* Problem requirements *
Give the listing again exactly, omitting its images.

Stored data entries
──────────
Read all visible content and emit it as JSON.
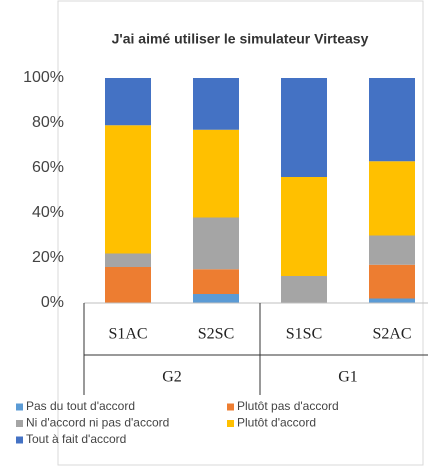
{
  "chart_data": {
    "type": "stacked_bar",
    "title": "J'ai aimé utiliser le simulateur Virteasy",
    "categories": [
      "S1AC",
      "S2SC",
      "S1SC",
      "S2AC"
    ],
    "groups": [
      "G2",
      "G1"
    ],
    "series": [
      {
        "name": "Pas du tout d'accord",
        "color": "#5b9bd5",
        "values": [
          0,
          4,
          0,
          2
        ]
      },
      {
        "name": "Plutôt pas d'accord",
        "color": "#ed7d31",
        "values": [
          16,
          11,
          0,
          15
        ]
      },
      {
        "name": "Ni d'accord ni pas d'accord",
        "color": "#a5a5a5",
        "values": [
          6,
          23,
          12,
          13
        ]
      },
      {
        "name": "Plutôt d'accord",
        "color": "#ffc000",
        "values": [
          57,
          39,
          44,
          33
        ]
      },
      {
        "name": "Tout à fait d'accord",
        "color": "#4472c4",
        "values": [
          21,
          23,
          44,
          37
        ]
      }
    ],
    "ylim": [
      0,
      100
    ],
    "yticks": [
      {
        "value": 0,
        "label": "0%"
      },
      {
        "value": 20,
        "label": "20%"
      },
      {
        "value": 40,
        "label": "40%"
      },
      {
        "value": 60,
        "label": "60%"
      },
      {
        "value": 80,
        "label": "80%"
      },
      {
        "value": 100,
        "label": "100%"
      }
    ],
    "legend": "bottom"
  }
}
──────────
* Expected output *
Read all visible content and emit it as JSON.
{
  "chart_data": {
    "type": "stacked_bar",
    "title": "J'ai aimé utiliser le simulateur Virteasy",
    "categories": [
      "S1AC",
      "S2SC",
      "S1SC",
      "S2AC"
    ],
    "groups": [
      "G2",
      "G1"
    ],
    "series": [
      {
        "name": "Pas du tout d'accord",
        "color": "#5b9bd5",
        "values": [
          0,
          4,
          0,
          2
        ]
      },
      {
        "name": "Plutôt pas d'accord",
        "color": "#ed7d31",
        "values": [
          16,
          11,
          0,
          15
        ]
      },
      {
        "name": "Ni d'accord ni pas d'accord",
        "color": "#a5a5a5",
        "values": [
          6,
          23,
          12,
          13
        ]
      },
      {
        "name": "Plutôt d'accord",
        "color": "#ffc000",
        "values": [
          57,
          39,
          44,
          33
        ]
      },
      {
        "name": "Tout à fait d'accord",
        "color": "#4472c4",
        "values": [
          21,
          23,
          44,
          37
        ]
      }
    ],
    "ylim": [
      0,
      100
    ],
    "yticks": [
      {
        "value": 0,
        "label": "0%"
      },
      {
        "value": 20,
        "label": "20%"
      },
      {
        "value": 40,
        "label": "40%"
      },
      {
        "value": 60,
        "label": "60%"
      },
      {
        "value": 80,
        "label": "80%"
      },
      {
        "value": 100,
        "label": "100%"
      }
    ],
    "legend": "bottom"
  }
}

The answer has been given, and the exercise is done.